Problems to work on ::
(1) Reproduce the passage of the article on AI and human development in Mongolia from "Humanity has always" to "and profound uncertainty.".
(2) Answer these questions from the article on AI and human development in Mongolia:
(a) What date does the article carry?
(b) What is the full title of the 2025 Human Development Report it discusses?
(c) The report finds the smallest increase in the Human Development Index in how many years?

Extract provided ::
***
A Matter of Choice: Making AI Work for Advancing Mongolia’s Human Development

May 22, 2025
UNDP Mongolia

Humanity has always advanced through innovation, from the wheel to the internet. Today, we stand at the brink of another revolution: Artificial Intelligence (AI). Unlike past shifts, AI evolves at astonishing speed, reshaping societies in real time. But, with it comes both immense opportunity and profound uncertainty.

That is precisely the call sounded by the United Nations Development Programme’s 2025 Human Development Report (HDR), A Matter of Choice: People and Possibilities in the Age of AI. The report warns that progress in human development is stagnating with the smallest increase in the Human Development Index (HDI) in 35 years. Stark inequalities are widening between rich and poor nations, and the world risks slipping decades behind its 2030 goals unless we act decisively.
***
Material supplied ::
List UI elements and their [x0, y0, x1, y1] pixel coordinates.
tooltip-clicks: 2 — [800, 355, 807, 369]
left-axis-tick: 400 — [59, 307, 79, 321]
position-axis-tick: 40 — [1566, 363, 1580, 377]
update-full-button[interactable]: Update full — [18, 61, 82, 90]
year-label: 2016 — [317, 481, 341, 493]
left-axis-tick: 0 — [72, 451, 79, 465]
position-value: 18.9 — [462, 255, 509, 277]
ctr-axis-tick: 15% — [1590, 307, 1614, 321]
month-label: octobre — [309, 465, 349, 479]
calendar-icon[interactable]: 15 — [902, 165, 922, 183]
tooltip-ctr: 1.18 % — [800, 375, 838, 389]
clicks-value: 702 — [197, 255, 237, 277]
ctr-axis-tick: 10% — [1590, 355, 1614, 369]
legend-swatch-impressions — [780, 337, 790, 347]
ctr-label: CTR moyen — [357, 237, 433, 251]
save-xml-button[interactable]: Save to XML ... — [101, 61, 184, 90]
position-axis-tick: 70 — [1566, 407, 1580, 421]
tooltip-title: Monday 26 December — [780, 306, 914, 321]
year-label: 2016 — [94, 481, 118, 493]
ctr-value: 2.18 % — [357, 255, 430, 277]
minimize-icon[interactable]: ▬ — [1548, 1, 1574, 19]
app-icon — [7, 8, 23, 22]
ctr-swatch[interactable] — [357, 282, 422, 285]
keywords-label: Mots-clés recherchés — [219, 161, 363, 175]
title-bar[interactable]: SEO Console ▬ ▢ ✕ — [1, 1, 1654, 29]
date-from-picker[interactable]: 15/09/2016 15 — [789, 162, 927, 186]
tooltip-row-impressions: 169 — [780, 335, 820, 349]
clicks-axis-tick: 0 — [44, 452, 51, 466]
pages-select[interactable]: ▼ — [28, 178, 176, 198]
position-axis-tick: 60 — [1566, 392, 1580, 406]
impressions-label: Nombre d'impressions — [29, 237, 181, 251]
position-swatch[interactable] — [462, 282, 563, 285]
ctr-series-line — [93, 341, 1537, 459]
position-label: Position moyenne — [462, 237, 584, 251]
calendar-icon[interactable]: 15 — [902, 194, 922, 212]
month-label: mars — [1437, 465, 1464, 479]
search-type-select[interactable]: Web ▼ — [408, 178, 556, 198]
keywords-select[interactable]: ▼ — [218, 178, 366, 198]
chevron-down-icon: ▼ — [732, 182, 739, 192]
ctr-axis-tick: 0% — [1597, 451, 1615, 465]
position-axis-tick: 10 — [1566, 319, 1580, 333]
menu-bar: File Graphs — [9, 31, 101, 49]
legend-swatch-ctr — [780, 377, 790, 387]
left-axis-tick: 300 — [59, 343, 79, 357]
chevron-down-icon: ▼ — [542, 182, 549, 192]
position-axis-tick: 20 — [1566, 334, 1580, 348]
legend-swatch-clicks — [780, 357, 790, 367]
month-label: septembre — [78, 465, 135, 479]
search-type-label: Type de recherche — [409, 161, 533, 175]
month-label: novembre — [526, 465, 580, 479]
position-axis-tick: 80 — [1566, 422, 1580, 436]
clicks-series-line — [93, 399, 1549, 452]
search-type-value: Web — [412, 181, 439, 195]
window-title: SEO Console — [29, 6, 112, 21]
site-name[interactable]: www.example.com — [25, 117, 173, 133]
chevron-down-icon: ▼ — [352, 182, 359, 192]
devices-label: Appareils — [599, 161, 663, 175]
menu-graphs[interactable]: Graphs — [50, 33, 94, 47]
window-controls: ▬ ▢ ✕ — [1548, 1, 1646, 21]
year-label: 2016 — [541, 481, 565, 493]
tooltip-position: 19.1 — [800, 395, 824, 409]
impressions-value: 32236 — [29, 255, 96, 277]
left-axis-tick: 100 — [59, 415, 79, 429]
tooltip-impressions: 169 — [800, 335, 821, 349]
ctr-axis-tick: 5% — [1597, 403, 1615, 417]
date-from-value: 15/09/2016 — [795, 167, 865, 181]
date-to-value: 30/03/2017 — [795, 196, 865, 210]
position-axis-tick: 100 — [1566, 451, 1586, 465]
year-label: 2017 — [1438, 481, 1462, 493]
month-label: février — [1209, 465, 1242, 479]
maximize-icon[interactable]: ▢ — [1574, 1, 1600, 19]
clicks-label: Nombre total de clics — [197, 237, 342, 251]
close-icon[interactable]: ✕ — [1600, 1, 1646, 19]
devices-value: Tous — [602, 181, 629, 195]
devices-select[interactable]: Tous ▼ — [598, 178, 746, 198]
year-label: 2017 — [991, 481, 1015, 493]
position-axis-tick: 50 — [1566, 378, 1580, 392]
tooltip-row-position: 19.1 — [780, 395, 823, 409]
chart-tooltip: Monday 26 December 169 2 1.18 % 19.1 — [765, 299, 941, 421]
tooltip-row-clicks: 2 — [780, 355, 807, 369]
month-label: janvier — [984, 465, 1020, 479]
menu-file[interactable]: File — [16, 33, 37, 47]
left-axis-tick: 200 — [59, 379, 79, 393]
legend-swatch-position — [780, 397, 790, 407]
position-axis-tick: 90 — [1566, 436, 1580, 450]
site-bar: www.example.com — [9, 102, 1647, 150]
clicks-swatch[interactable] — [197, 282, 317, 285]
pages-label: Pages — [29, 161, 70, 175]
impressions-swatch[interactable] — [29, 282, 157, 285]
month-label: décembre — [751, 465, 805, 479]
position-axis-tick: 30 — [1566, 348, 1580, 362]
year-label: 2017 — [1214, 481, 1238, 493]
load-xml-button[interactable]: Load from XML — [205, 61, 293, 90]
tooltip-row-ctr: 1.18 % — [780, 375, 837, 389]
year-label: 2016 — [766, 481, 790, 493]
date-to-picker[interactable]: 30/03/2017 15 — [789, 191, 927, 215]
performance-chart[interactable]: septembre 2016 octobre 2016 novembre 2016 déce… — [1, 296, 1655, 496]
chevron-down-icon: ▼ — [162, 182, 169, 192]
***
List of solutions ::
(1)
Humanity has always advanced through innovation, from the wheel to the internet. Today, we stand at the brink of another revolution: Artificial Intelligence (AI). Unlike past shifts, AI evolves at astonishing speed, reshaping societies in real time. But, with it comes both immense opportunity and profound uncertainty.

(2)
(a) May 22, 2025
(b) A Matter of Choice: People and Possibilities in the Age of AI
(c) 35 years